◆ RECORDS:

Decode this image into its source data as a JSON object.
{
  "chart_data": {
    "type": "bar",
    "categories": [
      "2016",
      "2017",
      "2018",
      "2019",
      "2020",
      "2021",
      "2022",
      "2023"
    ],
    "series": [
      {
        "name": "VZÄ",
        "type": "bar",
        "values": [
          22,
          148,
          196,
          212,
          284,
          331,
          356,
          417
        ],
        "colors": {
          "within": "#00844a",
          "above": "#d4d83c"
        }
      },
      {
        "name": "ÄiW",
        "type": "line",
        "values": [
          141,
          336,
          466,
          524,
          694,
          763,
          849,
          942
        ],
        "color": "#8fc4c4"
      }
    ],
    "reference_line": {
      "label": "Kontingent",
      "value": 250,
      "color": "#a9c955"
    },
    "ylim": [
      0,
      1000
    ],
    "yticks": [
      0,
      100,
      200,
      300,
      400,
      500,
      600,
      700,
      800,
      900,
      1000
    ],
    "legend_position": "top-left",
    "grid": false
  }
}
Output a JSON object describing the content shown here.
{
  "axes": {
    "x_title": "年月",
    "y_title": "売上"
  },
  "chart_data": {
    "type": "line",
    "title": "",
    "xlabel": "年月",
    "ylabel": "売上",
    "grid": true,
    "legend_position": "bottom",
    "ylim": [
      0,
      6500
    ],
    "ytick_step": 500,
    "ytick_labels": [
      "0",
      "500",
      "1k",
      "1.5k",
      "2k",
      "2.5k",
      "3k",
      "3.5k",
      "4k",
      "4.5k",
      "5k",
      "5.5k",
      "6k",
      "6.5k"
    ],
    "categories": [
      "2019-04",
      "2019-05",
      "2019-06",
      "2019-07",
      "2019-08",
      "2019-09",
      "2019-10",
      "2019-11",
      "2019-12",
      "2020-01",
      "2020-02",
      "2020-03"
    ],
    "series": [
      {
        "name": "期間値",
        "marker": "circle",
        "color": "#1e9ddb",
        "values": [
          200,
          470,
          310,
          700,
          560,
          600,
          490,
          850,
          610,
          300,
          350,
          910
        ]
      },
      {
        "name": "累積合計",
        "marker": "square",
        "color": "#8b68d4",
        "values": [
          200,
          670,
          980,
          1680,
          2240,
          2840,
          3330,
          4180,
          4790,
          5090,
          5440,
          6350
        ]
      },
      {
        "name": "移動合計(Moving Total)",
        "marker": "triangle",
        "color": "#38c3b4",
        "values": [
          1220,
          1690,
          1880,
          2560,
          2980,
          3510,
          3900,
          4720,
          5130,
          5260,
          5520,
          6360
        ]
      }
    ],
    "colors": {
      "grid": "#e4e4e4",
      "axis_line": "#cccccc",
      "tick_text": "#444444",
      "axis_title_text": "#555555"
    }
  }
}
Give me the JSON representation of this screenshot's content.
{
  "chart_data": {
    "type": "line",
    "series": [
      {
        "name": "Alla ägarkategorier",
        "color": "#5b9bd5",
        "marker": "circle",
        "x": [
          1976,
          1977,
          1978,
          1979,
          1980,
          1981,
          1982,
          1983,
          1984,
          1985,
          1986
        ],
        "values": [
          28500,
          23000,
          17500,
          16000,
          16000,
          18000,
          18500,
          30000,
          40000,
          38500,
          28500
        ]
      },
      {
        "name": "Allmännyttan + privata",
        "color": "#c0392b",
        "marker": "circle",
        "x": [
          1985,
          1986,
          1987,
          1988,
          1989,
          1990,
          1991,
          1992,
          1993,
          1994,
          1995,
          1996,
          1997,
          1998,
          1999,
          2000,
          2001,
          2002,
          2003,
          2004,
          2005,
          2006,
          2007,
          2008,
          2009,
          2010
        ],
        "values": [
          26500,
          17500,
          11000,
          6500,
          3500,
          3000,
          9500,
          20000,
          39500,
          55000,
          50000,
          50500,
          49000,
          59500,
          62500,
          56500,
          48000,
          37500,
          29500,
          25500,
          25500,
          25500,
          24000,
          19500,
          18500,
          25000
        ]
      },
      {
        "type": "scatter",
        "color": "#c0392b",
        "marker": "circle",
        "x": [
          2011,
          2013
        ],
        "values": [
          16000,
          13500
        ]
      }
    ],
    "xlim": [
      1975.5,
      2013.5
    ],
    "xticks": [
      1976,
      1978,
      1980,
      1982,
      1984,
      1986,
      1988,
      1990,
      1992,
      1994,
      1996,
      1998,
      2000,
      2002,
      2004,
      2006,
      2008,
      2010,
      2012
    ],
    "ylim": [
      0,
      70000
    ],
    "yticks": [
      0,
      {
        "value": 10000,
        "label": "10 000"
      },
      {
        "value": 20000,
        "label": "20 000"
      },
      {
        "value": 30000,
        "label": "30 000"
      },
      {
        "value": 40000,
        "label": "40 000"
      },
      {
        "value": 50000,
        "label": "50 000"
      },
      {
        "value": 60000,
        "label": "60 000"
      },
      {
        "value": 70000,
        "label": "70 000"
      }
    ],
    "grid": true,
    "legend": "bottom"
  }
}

◆ GIVEN REQUEST: The records above must be output exactly, in full.

◆ FINISHED TASK:
Decode this image into its source data as a JSON object.
{
  "chart_data": {
    "type": "bar",
    "categories": [
      "2016",
      "2017",
      "2018",
      "2019",
      "2020",
      "2021",
      "2022",
      "2023"
    ],
    "series": [
      {
        "name": "VZÄ",
        "type": "bar",
        "values": [
          22,
          148,
          196,
          212,
          284,
          331,
          356,
          417
        ],
        "colors": {
          "within": "#00844a",
          "above": "#d4d83c"
        }
      },
      {
        "name": "ÄiW",
        "type": "line",
        "values": [
          141,
          336,
          466,
          524,
          694,
          763,
          849,
          942
        ],
        "color": "#8fc4c4"
      }
    ],
    "reference_line": {
      "label": "Kontingent",
      "value": 250,
      "color": "#a9c955"
    },
    "ylim": [
      0,
      1000
    ],
    "yticks": [
      0,
      100,
      200,
      300,
      400,
      500,
      600,
      700,
      800,
      900,
      1000
    ],
    "legend_position": "top-left",
    "grid": false
  }
}
Output a JSON object describing the content shown here.
{
  "axes": {
    "x_title": "年月",
    "y_title": "売上"
  },
  "chart_data": {
    "type": "line",
    "title": "",
    "xlabel": "年月",
    "ylabel": "売上",
    "grid": true,
    "legend_position": "bottom",
    "ylim": [
      0,
      6500
    ],
    "ytick_step": 500,
    "ytick_labels": [
      "0",
      "500",
      "1k",
      "1.5k",
      "2k",
      "2.5k",
      "3k",
      "3.5k",
      "4k",
      "4.5k",
      "5k",
      "5.5k",
      "6k",
      "6.5k"
    ],
    "categories": [
      "2019-04",
      "2019-05",
      "2019-06",
      "2019-07",
      "2019-08",
      "2019-09",
      "2019-10",
      "2019-11",
      "2019-12",
      "2020-01",
      "2020-02",
      "2020-03"
    ],
    "series": [
      {
        "name": "期間値",
        "marker": "circle",
        "color": "#1e9ddb",
        "values": [
          200,
          470,
          310,
          700,
          560,
          600,
          490,
          850,
          610,
          300,
          350,
          910
        ]
      },
      {
        "name": "累積合計",
        "marker": "square",
        "color": "#8b68d4",
        "values": [
          200,
          670,
          980,
          1680,
          2240,
          2840,
          3330,
          4180,
          4790,
          5090,
          5440,
          6350
        ]
      },
      {
        "name": "移動合計(Moving Total)",
        "marker": "triangle",
        "color": "#38c3b4",
        "values": [
          1220,
          1690,
          1880,
          2560,
          2980,
          3510,
          3900,
          4720,
          5130,
          5260,
          5520,
          6360
        ]
      }
    ],
    "colors": {
      "grid": "#e4e4e4",
      "axis_line": "#cccccc",
      "tick_text": "#444444",
      "axis_title_text": "#555555"
    }
  }
}
Give me the JSON representation of this screenshot's content.
{
  "chart_data": {
    "type": "line",
    "series": [
      {
        "name": "Alla ägarkategorier",
        "color": "#5b9bd5",
        "marker": "circle",
        "x": [
          1976,
          1977,
          1978,
          1979,
          1980,
          1981,
          1982,
          1983,
          1984,
          1985,
          1986
        ],
        "values": [
          28500,
          23000,
          17500,
          16000,
          16000,
          18000,
          18500,
          30000,
          40000,
          38500,
          28500
        ]
      },
      {
        "name": "Allmännyttan + privata",
        "color": "#c0392b",
        "marker": "circle",
        "x": [
          1985,
          1986,
          1987,
          1988,
          1989,
          1990,
          1991,
          1992,
          1993,
          1994,
          1995,
          1996,
          1997,
          1998,
          1999,
          2000,
          2001,
          2002,
          2003,
          2004,
          2005,
          2006,
          2007,
          2008,
          2009,
          2010
        ],
        "values": [
          26500,
          17500,
          11000,
          6500,
          3500,
          3000,
          9500,
          20000,
          39500,
          55000,
          50000,
          50500,
          49000,
          59500,
          62500,
          56500,
          48000,
          37500,
          29500,
          25500,
          25500,
          25500,
          24000,
          19500,
          18500,
          25000
        ]
      },
      {
        "type": "scatter",
        "color": "#c0392b",
        "marker": "circle",
        "x": [
          2011,
          2013
        ],
        "values": [
          16000,
          13500
        ]
      }
    ],
    "xlim": [
      1975.5,
      2013.5
    ],
    "xticks": [
      1976,
      1978,
      1980,
      1982,
      1984,
      1986,
      1988,
      1990,
      1992,
      1994,
      1996,
      1998,
      2000,
      2002,
      2004,
      2006,
      2008,
      2010,
      2012
    ],
    "ylim": [
      0,
      70000
    ],
    "yticks": [
      0,
      {
        "value": 10000,
        "label": "10 000"
      },
      {
        "value": 20000,
        "label": "20 000"
      },
      {
        "value": 30000,
        "label": "30 000"
      },
      {
        "value": 40000,
        "label": "40 000"
      },
      {
        "value": 50000,
        "label": "50 000"
      },
      {
        "value": 60000,
        "label": "60 000"
      },
      {
        "value": 70000,
        "label": "70 000"
      }
    ],
    "grid": true,
    "legend": "bottom"
  }
}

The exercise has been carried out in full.